--- Start of DOCUMENT EXCERPT ---

Accordingly, we will not receive any proceeds from the sale of the shares
offered hereby.

                             THE SELLING SHAREHOLDER

         This prospectus covers the resale of shares of our common stock,
42,896,000 shares of which may be contributed to the Honeywell International
Inc. Master Retirement Trust, from time to time and 2,104,000 shares of which
were purchased by the trust in the open market from September 21, 2001 through
November 12, 2001. To improve the funded status of our trust, we contributed
$100,000,000 in cash in the quarter ended September 30, 2002. We have been
authorized by our Board of Directors to make voluntary contributions of up
to an additional $900,000,000 of Honeywell common stock and cash to the trust.
We presently anticipate that a substantial portion of any such contributions
would consist of Honeywell common stock. The trust is a tax-qualified trust
which holds the assets for most of our defined benefit pension plans. We make
contributions to the trust from time to time in amounts that are not less than
the minimum amount required under, or more than the maximum deductible amount
permitted by, Section 412 of the Internal Revenue Code.

         The shares are held in the custody of The Northern Trust Company,
50 South LaSalle Street, Chicago, IL 60675, as the trustee for the trust.
Honeywell currently has on-going banking relationships with Northern Trust in
the ordinary course of business and expects to continue to have similar
relationships in the future. The shares will be held in a separate investment
account at Northern Trust. An independent, third party investment fiduciary
will be appointed by Honeywell to instruct Northern Trust as to any disposition
of the shares. The investment fiduciary will have sole authority to manage
the shares, subject to general investment criteria established with Honeywell,
and the sole power to vote and to dispose of the shares.

                                       6







         In addition to the shares offered by this prospectus, as of October 31,
2002, the trust owned 194,700 shares of Honeywell common stock managed
externally by various investment advisers. The shares offered by this prospectus
and the 194,700 shares managed externally by investment advisers for the trust
are the only shares of our common stock owned by the trust.


                              PLAN OF DISTRIBUTION

         The trust may sell all or a portion of the shares offered hereby either
(1) on the markets in which our common stock is traded or (2) through
underwriters or in privately negotiated transactions.

         Market sales may be effected from time to time in one or more
transactions (which may involve block transactions):

o   on any of the U.S. securities exchanges on which our common stock is listed,
    including the New York Stock Exchange, in transactions that may include
    special offerings, exchange distributions pursuant to and in accordance with
    the rules of such exchanges,

o   in the over-the-counter market,

o   in transactions otherwise than on such exchanges or in the over-the-counter
    market or

o   in a combination of any such transactions.

Such transactions may be effected by the trust at market prices prevailing at
the time of sale, at prices related to such prevailing market prices, at
negotiated prices or at fixed prices.

        The trust may effect such transactions by selling shares to or through
broker-dealers, and such broker-dealers may receive compensation in the form of
discounts or commissions from the trust and may receive commissions from the
purchasers of shares for whom they may act as agent.

--- End of DOCUMENT EXCERPT ---

WRITTEN TASK A => Please copy the records word for word, from the line with "axes-frame xyxy=(83,41,986,356)" to the line with "y-tick-label: 0.000 xyxy=(43,334,77,348)", both included.
The prospectus excerpt and the records come from unrelated sources.

--- Start of INPUT MATERIAL ---

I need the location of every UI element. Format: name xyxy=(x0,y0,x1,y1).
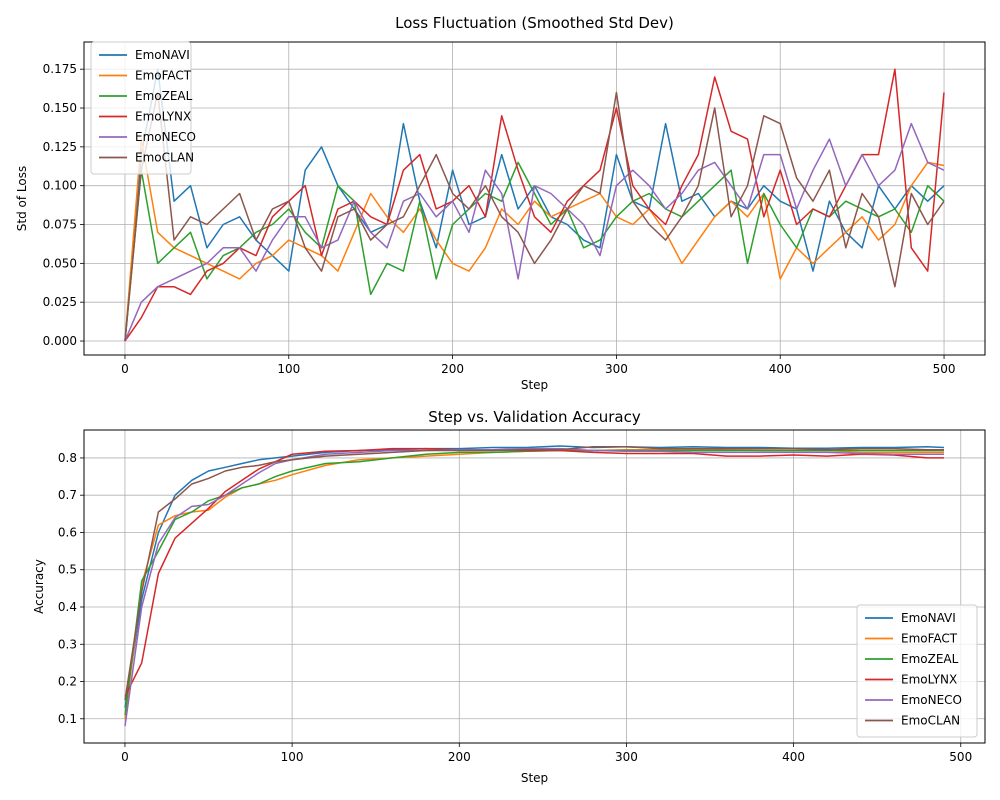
axes-frame xyxy=(83,41,986,356)
x-tick-label: 200 xyxy=(448,750,471,764)
legend-entry: EmoNAVI xyxy=(135,48,190,62)
y-tick-label: 0.150 xyxy=(43,101,77,115)
loss-fluctuation-chart: Loss Fluctuation (Smoothed Std Dev) Step… xyxy=(15,14,986,392)
x-tick-label: 300 xyxy=(615,750,638,764)
legend-entry: EmoZEAL xyxy=(135,89,193,103)
y-tick-label: 0.8 xyxy=(58,451,77,465)
legend-entry: EmoFACT xyxy=(135,69,192,83)
legend-entry: EmoCLAN xyxy=(901,714,960,728)
series-line-emolynx xyxy=(124,68,945,342)
series-line-emozeal xyxy=(124,449,944,716)
y-tick-label: 0.050 xyxy=(43,256,77,270)
legend-entry: EmoNECO xyxy=(135,130,196,144)
chart-title: Loss Fluctuation (Smoothed Std Dev) xyxy=(395,14,674,32)
y-tick-label: 0.4 xyxy=(58,600,77,614)
series-lines xyxy=(124,445,945,727)
y-tick-label: 0.7 xyxy=(58,488,77,502)
x-tick-label: 0 xyxy=(121,362,129,376)
series-line-emoclan xyxy=(124,91,945,342)
x-tick-label: 100 xyxy=(281,750,304,764)
y-axis-label: Std of Loss xyxy=(15,166,29,231)
y-tick-label: 0.000 xyxy=(43,334,77,348)
x-tick-label: 400 xyxy=(782,750,805,764)
x-tick-label: 500 xyxy=(949,750,972,764)
series-lines xyxy=(124,68,945,342)
y-tick-label: 0.5 xyxy=(58,563,77,577)
series-line-emoclan xyxy=(124,446,944,701)
series-line-emoneco xyxy=(124,122,945,342)
x-axis-label: Step xyxy=(521,378,548,392)
y-tick-label: 0.075 xyxy=(43,218,77,232)
x-tick-label: 100 xyxy=(277,362,300,376)
y-axis-label: Accuracy xyxy=(32,559,46,614)
x-tick-label: 0 xyxy=(121,750,129,764)
series-line-emoneco xyxy=(124,447,944,727)
y-tick-label: 0.125 xyxy=(43,140,77,154)
y-tick-label: 0.175 xyxy=(43,62,77,76)
x-tick-label: 300 xyxy=(605,362,628,376)
x-tick-label: 200 xyxy=(441,362,464,376)
axes-frame xyxy=(83,429,986,744)
x-axis-label: Step xyxy=(521,771,548,785)
chart-title: Step vs. Validation Accuracy xyxy=(428,408,641,426)
y-tick-label: 0.1 xyxy=(58,712,77,726)
legend-entry: EmoFACT xyxy=(901,632,958,646)
grid xyxy=(84,430,985,743)
legend-entry: EmoZEAL xyxy=(901,652,959,666)
legend-entry: EmoNAVI xyxy=(901,611,956,625)
y-tick-label: 0.2 xyxy=(58,675,77,689)
y-tick-label: 0.3 xyxy=(58,637,77,651)
y-tick-label: 0.6 xyxy=(58,525,77,539)
legend-entry: EmoLYNX xyxy=(901,673,957,687)
legend: EmoNAVI EmoFACT EmoZEAL EmoLYNX EmoNECO EmoCL… xyxy=(856,604,978,738)
y-tick-label: 0.100 xyxy=(43,179,77,193)
legend-entry: EmoCLAN xyxy=(135,151,194,165)
validation-accuracy-chart: Step vs. Validation Accuracy Step Accura… xyxy=(32,408,986,785)
legend-entry: EmoLYNX xyxy=(135,110,191,124)
y-tick-label: 0.025 xyxy=(43,295,77,309)
legend-entry: EmoNECO xyxy=(901,693,962,707)
x-tick-label: 500 xyxy=(933,362,956,376)
x-tick-label: 400 xyxy=(769,362,792,376)
legend: EmoNAVI EmoFACT EmoZEAL EmoLYNX EmoNECO EmoCL… xyxy=(90,41,196,175)
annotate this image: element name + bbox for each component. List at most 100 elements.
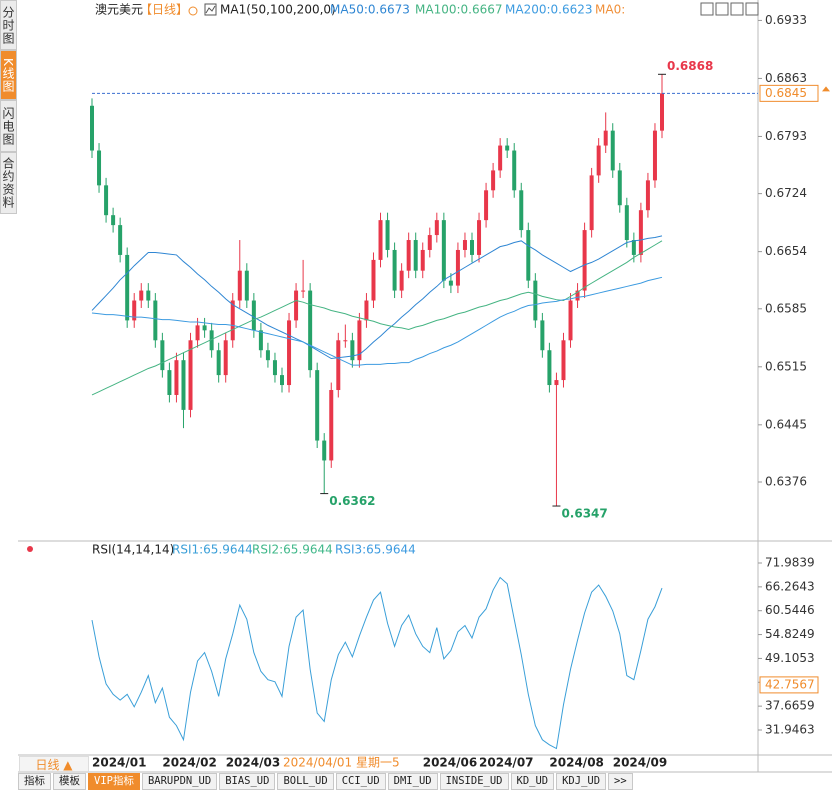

--- End of INPUT MATERIAL ---

WRITTEN TASK B => Rewrite the prospectus excerpt from "We presently anticipate" to "Internal Revenue Code.", putting "retirement plans" in place of "pension plans".

FINAL ANSWER A =>
axes-frame xyxy=(83,41,986,356)
x-tick-label: 200 xyxy=(448,750,471,764)
legend-entry: EmoNAVI xyxy=(135,48,190,62)
y-tick-label: 0.150 xyxy=(43,101,77,115)
loss-fluctuation-chart: Loss Fluctuation (Smoothed Std Dev) Step… xyxy=(15,14,986,392)
x-tick-label: 300 xyxy=(615,750,638,764)
legend-entry: EmoZEAL xyxy=(135,89,193,103)
y-tick-label: 0.8 xyxy=(58,451,77,465)
legend-entry: EmoFACT xyxy=(135,69,192,83)
legend-entry: EmoCLAN xyxy=(901,714,960,728)
series-line-emolynx xyxy=(124,68,945,342)
series-line-emozeal xyxy=(124,449,944,716)
y-tick-label: 0.050 xyxy=(43,256,77,270)
legend-entry: EmoNECO xyxy=(135,130,196,144)
chart-title: Loss Fluctuation (Smoothed Std Dev) xyxy=(395,14,674,32)
y-tick-label: 0.4 xyxy=(58,600,77,614)
series-lines xyxy=(124,445,945,727)
y-tick-label: 0.7 xyxy=(58,488,77,502)
x-tick-label: 0 xyxy=(121,362,129,376)
series-line-emoclan xyxy=(124,91,945,342)
x-tick-label: 100 xyxy=(281,750,304,764)
y-axis-label: Std of Loss xyxy=(15,166,29,231)
y-tick-label: 0.000 xyxy=(43,334,77,348)

FINAL ANSWER B =>
We presently anticipate that a substantial portion of any such contributions
would consist of Honeywell common stock. The trust is a tax-qualified trust
which holds the assets for most of our defined benefit retirement plans. We make
contributions to the trust from time to time in amounts that are not less than
the minimum amount required under, or more than the maximum deductible amount
permitted by, Section 412 of the Internal Revenue Code.